***** TEXT SECTION

Similarly, a silicon computer can hold functions and mappings, but can never create an array of all numbers. They reduce down to electrical on-off switches, no matter how complex the functions are.
There is also no rule that says natural numbers or any category can’t change tomorrow. Or that right outside of the farthest information set in the horizon of space available to humans, the gravitational and laws of mathematics all shift by 0.1. It is sort of nonsensical, but it’s part of the view that the only difference between things that feel real and inherently distinguishable is our perception of how certain they are to continue based on prior information.
In my experience talking about this with people before, it’s not the type of thing people change their mind on (not implying your view is necessarily wrong). It’s a view of reality that we develop pretty foundationally, but I figured I’d write out my thoughts anyway for fun. It’s also sort of a self-indulgent argument about how we perceive reality. But, hey, it’s late and I’m relaxing.
I don’t understand what point you’re making with the computer, as we seem to be in complete agreement there. Nothing about the notion of ideals and definitions suggests that computers can’t have them or their equivalent. It’s obvious enough that computers can represent them, as you demonstrated with your example of natural numbers. It’s obvious enough that neurons and synapses can encode these things, and that they can fire in patterned ways based on them because… well that’s what neurons do, and neurons seem to be doing to bulk of the heavy lifting as far as thinking goes.
Where we disagree is in saying that all concepts that our neurons recognize are equivalent and that they should be reasoned about in the same way. There are clearly some notions that we recognize as being valid only after seeing sufficient evidence. For these notions, I think bayesian reasoning is perfectly well-suited. There are also clearly notions we recognize as being valid for which no evidence is required. For these, I think we need something else. For these notions, only usefulness is required, and sometimes not even that. Bayesian reasoning cannot deal with this second kind because their acceptability has nothing to do with evidence.

**********
***** DATA SECTION

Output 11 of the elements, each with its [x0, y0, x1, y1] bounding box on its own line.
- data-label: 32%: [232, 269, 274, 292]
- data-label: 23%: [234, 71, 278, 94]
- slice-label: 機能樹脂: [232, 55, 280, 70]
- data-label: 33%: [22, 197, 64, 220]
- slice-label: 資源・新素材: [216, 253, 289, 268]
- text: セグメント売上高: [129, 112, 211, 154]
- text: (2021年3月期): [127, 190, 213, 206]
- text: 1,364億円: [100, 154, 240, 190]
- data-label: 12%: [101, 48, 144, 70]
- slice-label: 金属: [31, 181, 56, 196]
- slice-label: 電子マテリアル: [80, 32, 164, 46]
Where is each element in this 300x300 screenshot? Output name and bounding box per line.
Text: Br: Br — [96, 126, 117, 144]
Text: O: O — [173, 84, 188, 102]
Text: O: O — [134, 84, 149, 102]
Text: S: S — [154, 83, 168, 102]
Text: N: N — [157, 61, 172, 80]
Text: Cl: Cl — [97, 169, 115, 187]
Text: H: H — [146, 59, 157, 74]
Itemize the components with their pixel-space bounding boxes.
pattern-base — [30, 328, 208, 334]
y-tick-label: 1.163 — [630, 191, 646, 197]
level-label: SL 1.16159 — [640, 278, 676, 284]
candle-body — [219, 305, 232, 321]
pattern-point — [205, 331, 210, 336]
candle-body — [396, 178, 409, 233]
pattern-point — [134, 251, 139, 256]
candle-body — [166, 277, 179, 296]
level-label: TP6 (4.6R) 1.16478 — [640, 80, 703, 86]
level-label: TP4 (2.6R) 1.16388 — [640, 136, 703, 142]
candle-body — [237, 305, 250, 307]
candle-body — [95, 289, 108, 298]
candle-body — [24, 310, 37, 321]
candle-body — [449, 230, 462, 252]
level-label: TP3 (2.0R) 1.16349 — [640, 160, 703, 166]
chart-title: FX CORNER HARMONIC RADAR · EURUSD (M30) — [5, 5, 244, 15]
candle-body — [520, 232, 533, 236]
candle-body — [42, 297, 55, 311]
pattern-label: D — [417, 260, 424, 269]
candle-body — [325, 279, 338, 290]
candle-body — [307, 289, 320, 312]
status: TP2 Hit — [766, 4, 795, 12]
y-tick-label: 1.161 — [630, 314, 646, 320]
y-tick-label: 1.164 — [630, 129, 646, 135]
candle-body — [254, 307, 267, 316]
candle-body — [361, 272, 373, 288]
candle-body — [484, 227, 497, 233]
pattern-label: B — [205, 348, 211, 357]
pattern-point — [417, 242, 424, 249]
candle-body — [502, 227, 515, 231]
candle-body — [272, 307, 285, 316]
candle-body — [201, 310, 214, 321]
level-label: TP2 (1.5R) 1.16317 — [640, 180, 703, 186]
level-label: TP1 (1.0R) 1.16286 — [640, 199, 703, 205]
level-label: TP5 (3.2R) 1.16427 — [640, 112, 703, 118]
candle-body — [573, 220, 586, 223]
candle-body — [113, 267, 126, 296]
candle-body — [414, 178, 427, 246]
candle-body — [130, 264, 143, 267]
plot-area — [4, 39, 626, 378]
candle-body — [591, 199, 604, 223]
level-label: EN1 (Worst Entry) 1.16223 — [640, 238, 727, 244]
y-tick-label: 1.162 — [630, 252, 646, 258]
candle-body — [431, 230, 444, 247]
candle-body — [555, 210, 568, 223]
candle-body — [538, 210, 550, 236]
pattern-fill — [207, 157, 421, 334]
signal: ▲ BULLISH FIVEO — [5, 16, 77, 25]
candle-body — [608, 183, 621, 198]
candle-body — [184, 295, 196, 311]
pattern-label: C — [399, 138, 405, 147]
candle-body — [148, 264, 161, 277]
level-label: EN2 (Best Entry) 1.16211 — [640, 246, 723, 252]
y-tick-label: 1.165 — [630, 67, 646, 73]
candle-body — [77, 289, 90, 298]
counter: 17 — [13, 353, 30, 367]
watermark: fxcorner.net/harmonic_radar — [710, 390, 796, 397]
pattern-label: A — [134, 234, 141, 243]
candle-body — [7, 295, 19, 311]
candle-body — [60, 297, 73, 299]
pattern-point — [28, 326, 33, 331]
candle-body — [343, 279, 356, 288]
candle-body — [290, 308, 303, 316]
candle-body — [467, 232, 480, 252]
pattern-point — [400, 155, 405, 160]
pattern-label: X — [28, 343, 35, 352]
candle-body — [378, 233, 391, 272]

**********

● USING THE INFORMATION
A. Copy every sentence in the last paragraph of the discussion of reasoning and reality that begins with the words "For these".
B. Go on with the discussion of reasoning and reality, starting right after its final sentence.

● OUTPUTS IN ORDER
A.
For these notions, I think bayesian reasoning is perfectly well-suited.
For these, I think we need something else.
For these notions, only usefulness is required, and sometimes not even that.

B.
You argue that this second kind is irrelevant because these things exist solely in people’s minds. The problem is that the same concepts recur again and again in many people minds. I think I would agree with you if we only ever had to deal with a physical world in which people’s minds did not matter all that much, but that’s not the world we live in. If you want to be able to reliably convey your ideas to others, if you want to understand how people think at a more fundamental level, if you want your models to be useful to someone other than yourself, if you want to develop ideas that people will recognize as valid, if you want to generalize ideas that other people have, if you want your thoughts to be integrated with those of a community for mutual benefit, then you cannot ignore these abstract patterns because these abstract patterns constitute such a vast amount of how people think.
It also, incidentally, has a tremendous impact on how your own brain thinks and the kinds of patterns your brain lets you consciously recognize. If you want to do better generalizing your own ideas in reliable and useful ways, then you need to understand how they work.
For what it’s worth, I do think there are physically-grounded reasons for why this is so.